**INSTRUCTIONS TO FOLLOW:** Every record here needs to be written out again exactly.

[Dataset excerpts]
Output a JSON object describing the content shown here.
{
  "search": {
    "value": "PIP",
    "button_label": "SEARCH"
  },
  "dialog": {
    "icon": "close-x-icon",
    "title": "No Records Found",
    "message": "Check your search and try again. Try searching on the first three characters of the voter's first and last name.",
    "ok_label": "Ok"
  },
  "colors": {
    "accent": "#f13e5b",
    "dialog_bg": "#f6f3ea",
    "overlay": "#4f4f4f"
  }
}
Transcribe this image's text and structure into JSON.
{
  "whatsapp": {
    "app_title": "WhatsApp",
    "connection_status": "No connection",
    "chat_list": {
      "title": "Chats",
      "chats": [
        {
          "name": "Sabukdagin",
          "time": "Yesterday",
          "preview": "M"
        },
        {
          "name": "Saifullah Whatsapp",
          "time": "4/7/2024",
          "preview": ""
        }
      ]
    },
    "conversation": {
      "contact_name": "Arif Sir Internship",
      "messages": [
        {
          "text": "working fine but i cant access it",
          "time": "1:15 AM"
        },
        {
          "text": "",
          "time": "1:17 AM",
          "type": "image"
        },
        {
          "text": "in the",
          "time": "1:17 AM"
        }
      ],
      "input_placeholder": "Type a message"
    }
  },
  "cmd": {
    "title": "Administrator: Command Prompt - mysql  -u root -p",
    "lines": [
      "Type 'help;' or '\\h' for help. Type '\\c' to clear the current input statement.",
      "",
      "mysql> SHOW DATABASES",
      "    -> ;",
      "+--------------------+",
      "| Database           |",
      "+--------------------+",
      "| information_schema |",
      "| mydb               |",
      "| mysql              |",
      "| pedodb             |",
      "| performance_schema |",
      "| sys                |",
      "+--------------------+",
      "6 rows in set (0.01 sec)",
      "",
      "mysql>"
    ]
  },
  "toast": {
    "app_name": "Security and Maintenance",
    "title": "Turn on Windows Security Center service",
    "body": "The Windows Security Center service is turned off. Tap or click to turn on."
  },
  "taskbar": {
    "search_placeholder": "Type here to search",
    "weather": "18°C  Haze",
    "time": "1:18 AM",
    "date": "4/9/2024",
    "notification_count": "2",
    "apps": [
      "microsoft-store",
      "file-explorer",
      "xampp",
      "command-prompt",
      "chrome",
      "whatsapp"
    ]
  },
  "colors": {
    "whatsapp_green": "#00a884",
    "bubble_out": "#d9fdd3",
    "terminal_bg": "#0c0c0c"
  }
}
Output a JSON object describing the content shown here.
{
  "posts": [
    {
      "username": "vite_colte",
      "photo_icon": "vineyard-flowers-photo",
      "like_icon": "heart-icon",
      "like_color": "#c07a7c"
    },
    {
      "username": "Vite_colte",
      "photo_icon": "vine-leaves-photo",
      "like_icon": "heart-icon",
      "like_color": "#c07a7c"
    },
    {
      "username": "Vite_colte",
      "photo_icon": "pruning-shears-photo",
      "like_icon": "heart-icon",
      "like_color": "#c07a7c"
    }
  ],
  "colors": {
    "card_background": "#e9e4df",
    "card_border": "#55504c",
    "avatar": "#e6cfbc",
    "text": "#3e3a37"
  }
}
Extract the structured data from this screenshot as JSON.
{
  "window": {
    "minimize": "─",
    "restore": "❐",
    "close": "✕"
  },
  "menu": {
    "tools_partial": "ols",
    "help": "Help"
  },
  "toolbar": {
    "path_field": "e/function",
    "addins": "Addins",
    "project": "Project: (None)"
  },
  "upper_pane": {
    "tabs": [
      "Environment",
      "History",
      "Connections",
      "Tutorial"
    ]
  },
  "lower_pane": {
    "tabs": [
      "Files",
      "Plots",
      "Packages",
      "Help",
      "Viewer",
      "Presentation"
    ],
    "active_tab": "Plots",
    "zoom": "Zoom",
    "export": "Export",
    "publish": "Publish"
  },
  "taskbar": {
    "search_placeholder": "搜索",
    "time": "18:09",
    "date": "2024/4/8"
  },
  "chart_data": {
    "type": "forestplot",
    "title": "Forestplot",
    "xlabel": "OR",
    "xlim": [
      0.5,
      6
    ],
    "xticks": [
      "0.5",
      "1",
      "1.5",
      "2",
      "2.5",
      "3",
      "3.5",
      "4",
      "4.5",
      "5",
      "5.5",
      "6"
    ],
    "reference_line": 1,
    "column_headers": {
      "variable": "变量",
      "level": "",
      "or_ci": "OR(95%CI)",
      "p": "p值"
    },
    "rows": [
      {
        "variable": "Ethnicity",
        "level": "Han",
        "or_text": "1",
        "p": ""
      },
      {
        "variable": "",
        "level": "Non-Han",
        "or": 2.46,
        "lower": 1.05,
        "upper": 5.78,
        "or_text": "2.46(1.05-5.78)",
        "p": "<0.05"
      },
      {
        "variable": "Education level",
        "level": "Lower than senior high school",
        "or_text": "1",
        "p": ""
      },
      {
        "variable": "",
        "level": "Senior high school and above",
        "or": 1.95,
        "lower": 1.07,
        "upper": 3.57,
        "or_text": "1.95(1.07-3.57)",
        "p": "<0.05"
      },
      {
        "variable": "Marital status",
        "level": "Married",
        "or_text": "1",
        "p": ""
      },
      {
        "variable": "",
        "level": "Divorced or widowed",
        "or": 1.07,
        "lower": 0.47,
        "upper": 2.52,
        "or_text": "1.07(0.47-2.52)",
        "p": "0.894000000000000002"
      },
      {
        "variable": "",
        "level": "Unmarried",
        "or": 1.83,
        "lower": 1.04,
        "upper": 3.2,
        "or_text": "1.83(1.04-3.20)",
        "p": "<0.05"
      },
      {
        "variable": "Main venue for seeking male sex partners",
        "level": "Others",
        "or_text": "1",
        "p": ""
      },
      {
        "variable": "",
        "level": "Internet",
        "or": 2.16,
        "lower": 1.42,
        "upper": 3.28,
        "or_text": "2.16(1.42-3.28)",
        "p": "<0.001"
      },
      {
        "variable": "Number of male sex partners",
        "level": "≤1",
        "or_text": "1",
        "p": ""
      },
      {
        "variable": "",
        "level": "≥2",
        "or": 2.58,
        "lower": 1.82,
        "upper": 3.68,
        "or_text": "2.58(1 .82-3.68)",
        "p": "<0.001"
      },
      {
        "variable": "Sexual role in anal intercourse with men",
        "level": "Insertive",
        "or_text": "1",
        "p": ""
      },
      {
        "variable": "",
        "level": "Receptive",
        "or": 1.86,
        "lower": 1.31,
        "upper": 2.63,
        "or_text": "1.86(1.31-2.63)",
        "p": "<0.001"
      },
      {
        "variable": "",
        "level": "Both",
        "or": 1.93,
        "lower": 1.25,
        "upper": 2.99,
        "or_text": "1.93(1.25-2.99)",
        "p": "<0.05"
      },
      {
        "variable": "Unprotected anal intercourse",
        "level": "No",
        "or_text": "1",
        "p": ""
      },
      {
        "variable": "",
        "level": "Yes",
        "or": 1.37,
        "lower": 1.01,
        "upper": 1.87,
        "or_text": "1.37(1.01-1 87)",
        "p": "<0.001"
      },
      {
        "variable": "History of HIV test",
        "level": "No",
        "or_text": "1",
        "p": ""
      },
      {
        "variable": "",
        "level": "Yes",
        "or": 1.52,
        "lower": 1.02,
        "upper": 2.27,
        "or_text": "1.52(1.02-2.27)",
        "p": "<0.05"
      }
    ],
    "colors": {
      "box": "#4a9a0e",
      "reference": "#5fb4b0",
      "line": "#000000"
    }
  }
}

**OUTPUT FOR THIS TASK:**
Output a JSON object describing the content shown here.
{
  "search": {
    "value": "PIP",
    "button_label": "SEARCH"
  },
  "dialog": {
    "icon": "close-x-icon",
    "title": "No Records Found",
    "message": "Check your search and try again. Try searching on the first three characters of the voter's first and last name.",
    "ok_label": "Ok"
  },
  "colors": {
    "accent": "#f13e5b",
    "dialog_bg": "#f6f3ea",
    "overlay": "#4f4f4f"
  }
}
Transcribe this image's text and structure into JSON.
{
  "whatsapp": {
    "app_title": "WhatsApp",
    "connection_status": "No connection",
    "chat_list": {
      "title": "Chats",
      "chats": [
        {
          "name": "Sabukdagin",
          "time": "Yesterday",
          "preview": "M"
        },
        {
          "name": "Saifullah Whatsapp",
          "time": "4/7/2024",
          "preview": ""
        }
      ]
    },
    "conversation": {
      "contact_name": "Arif Sir Internship",
      "messages": [
        {
          "text": "working fine but i cant access it",
          "time": "1:15 AM"
        },
        {
          "text": "",
          "time": "1:17 AM",
          "type": "image"
        },
        {
          "text": "in the",
          "time": "1:17 AM"
        }
      ],
      "input_placeholder": "Type a message"
    }
  },
  "cmd": {
    "title": "Administrator: Command Prompt - mysql  -u root -p",
    "lines": [
      "Type 'help;' or '\\h' for help. Type '\\c' to clear the current input statement.",
      "",
      "mysql> SHOW DATABASES",
      "    -> ;",
      "+--------------------+",
      "| Database           |",
      "+--------------------+",
      "| information_schema |",
      "| mydb               |",
      "| mysql              |",
      "| pedodb             |",
      "| performance_schema |",
      "| sys                |",
      "+--------------------+",
      "6 rows in set (0.01 sec)",
      "",
      "mysql>"
    ]
  },
  "toast": {
    "app_name": "Security and Maintenance",
    "title": "Turn on Windows Security Center service",
    "body": "The Windows Security Center service is turned off. Tap or click to turn on."
  },
  "taskbar": {
    "search_placeholder": "Type here to search",
    "weather": "18°C  Haze",
    "time": "1:18 AM",
    "date": "4/9/2024",
    "notification_count": "2",
    "apps": [
      "microsoft-store",
      "file-explorer",
      "xampp",
      "command-prompt",
      "chrome",
      "whatsapp"
    ]
  },
  "colors": {
    "whatsapp_green": "#00a884",
    "bubble_out": "#d9fdd3",
    "terminal_bg": "#0c0c0c"
  }
}
Output a JSON object describing the content shown here.
{
  "posts": [
    {
      "username": "vite_colte",
      "photo_icon": "vineyard-flowers-photo",
      "like_icon": "heart-icon",
      "like_color": "#c07a7c"
    },
    {
      "username": "Vite_colte",
      "photo_icon": "vine-leaves-photo",
      "like_icon": "heart-icon",
      "like_color": "#c07a7c"
    },
    {
      "username": "Vite_colte",
      "photo_icon": "pruning-shears-photo",
      "like_icon": "heart-icon",
      "like_color": "#c07a7c"
    }
  ],
  "colors": {
    "card_background": "#e9e4df",
    "card_border": "#55504c",
    "avatar": "#e6cfbc",
    "text": "#3e3a37"
  }
}
Extract the structured data from this screenshot as JSON.
{
  "window": {
    "minimize": "─",
    "restore": "❐",
    "close": "✕"
  },
  "menu": {
    "tools_partial": "ols",
    "help": "Help"
  },
  "toolbar": {
    "path_field": "e/function",
    "addins": "Addins",
    "project": "Project: (None)"
  },
  "upper_pane": {
    "tabs": [
      "Environment",
      "History",
      "Connections",
      "Tutorial"
    ]
  },
  "lower_pane": {
    "tabs": [
      "Files",
      "Plots",
      "Packages",
      "Help",
      "Viewer",
      "Presentation"
    ],
    "active_tab": "Plots",
    "zoom": "Zoom",
    "export": "Export",
    "publish": "Publish"
  },
  "taskbar": {
    "search_placeholder": "搜索",
    "time": "18:09",
    "date": "2024/4/8"
  },
  "chart_data": {
    "type": "forestplot",
    "title": "Forestplot",
    "xlabel": "OR",
    "xlim": [
      0.5,
      6
    ],
    "xticks": [
      "0.5",
      "1",
      "1.5",
      "2",
      "2.5",
      "3",
      "3.5",
      "4",
      "4.5",
      "5",
      "5.5",
      "6"
    ],
    "reference_line": 1,
    "column_headers": {
      "variable": "变量",
      "level": "",
      "or_ci": "OR(95%CI)",
      "p": "p值"
    },
    "rows": [
      {
        "variable": "Ethnicity",
        "level": "Han",
        "or_text": "1",
        "p": ""
      },
      {
        "variable": "",
        "level": "Non-Han",
        "or": 2.46,
        "lower": 1.05,
        "upper": 5.78,
        "or_text": "2.46(1.05-5.78)",
        "p": "<0.05"
      },
      {
        "variable": "Education level",
        "level": "Lower than senior high school",
        "or_text": "1",
        "p": ""
      },
      {
        "variable": "",
        "level": "Senior high school and above",
        "or": 1.95,
        "lower": 1.07,
        "upper": 3.57,
        "or_text": "1.95(1.07-3.57)",
        "p": "<0.05"
      },
      {
        "variable": "Marital status",
        "level": "Married",
        "or_text": "1",
        "p": ""
      },
      {
        "variable": "",
        "level": "Divorced or widowed",
        "or": 1.07,
        "lower": 0.47,
        "upper": 2.52,
        "or_text": "1.07(0.47-2.52)",
        "p": "0.894000000000000002"
      },
      {
        "variable": "",
        "level": "Unmarried",
        "or": 1.83,
        "lower": 1.04,
        "upper": 3.2,
        "or_text": "1.83(1.04-3.20)",
        "p": "<0.05"
      },
      {
        "variable": "Main venue for seeking male sex partners",
        "level": "Others",
        "or_text": "1",
        "p": ""
      },
      {
        "variable": "",
        "level": "Internet",
        "or": 2.16,
        "lower": 1.42,
        "upper": 3.28,
        "or_text": "2.16(1.42-3.28)",
        "p": "<0.001"
      },
      {
        "variable": "Number of male sex partners",
        "level": "≤1",
        "or_text": "1",
        "p": ""
      },
      {
        "variable": "",
        "level": "≥2",
        "or": 2.58,
        "lower": 1.82,
        "upper": 3.68,
        "or_text": "2.58(1 .82-3.68)",
        "p": "<0.001"
      },
      {
        "variable": "Sexual role in anal intercourse with men",
        "level": "Insertive",
        "or_text": "1",
        "p": ""
      },
      {
        "variable": "",
        "level": "Receptive",
        "or": 1.86,
        "lower": 1.31,
        "upper": 2.63,
        "or_text": "1.86(1.31-2.63)",
        "p": "<0.001"
      },
      {
        "variable": "",
        "level": "Both",
        "or": 1.93,
        "lower": 1.25,
        "upper": 2.99,
        "or_text": "1.93(1.25-2.99)",
        "p": "<0.05"
      },
      {
        "variable": "Unprotected anal intercourse",
        "level": "No",
        "or_text": "1",
        "p": ""
      },
      {
        "variable": "",
        "level": "Yes",
        "or": 1.37,
        "lower": 1.01,
        "upper": 1.87,
        "or_text": "1.37(1.01-1 87)",
        "p": "<0.001"
      },
      {
        "variable": "History of HIV test",
        "level": "No",
        "or_text": "1",
        "p": ""
      },
      {
        "variable": "",
        "level": "Yes",
        "or": 1.52,
        "lower": 1.02,
        "upper": 2.27,
        "or_text": "1.52(1.02-2.27)",
        "p": "<0.05"
      }
    ],
    "colors": {
      "box": "#4a9a0e",
      "reference": "#5fb4b0",
      "line": "#000000"
    }
  }
}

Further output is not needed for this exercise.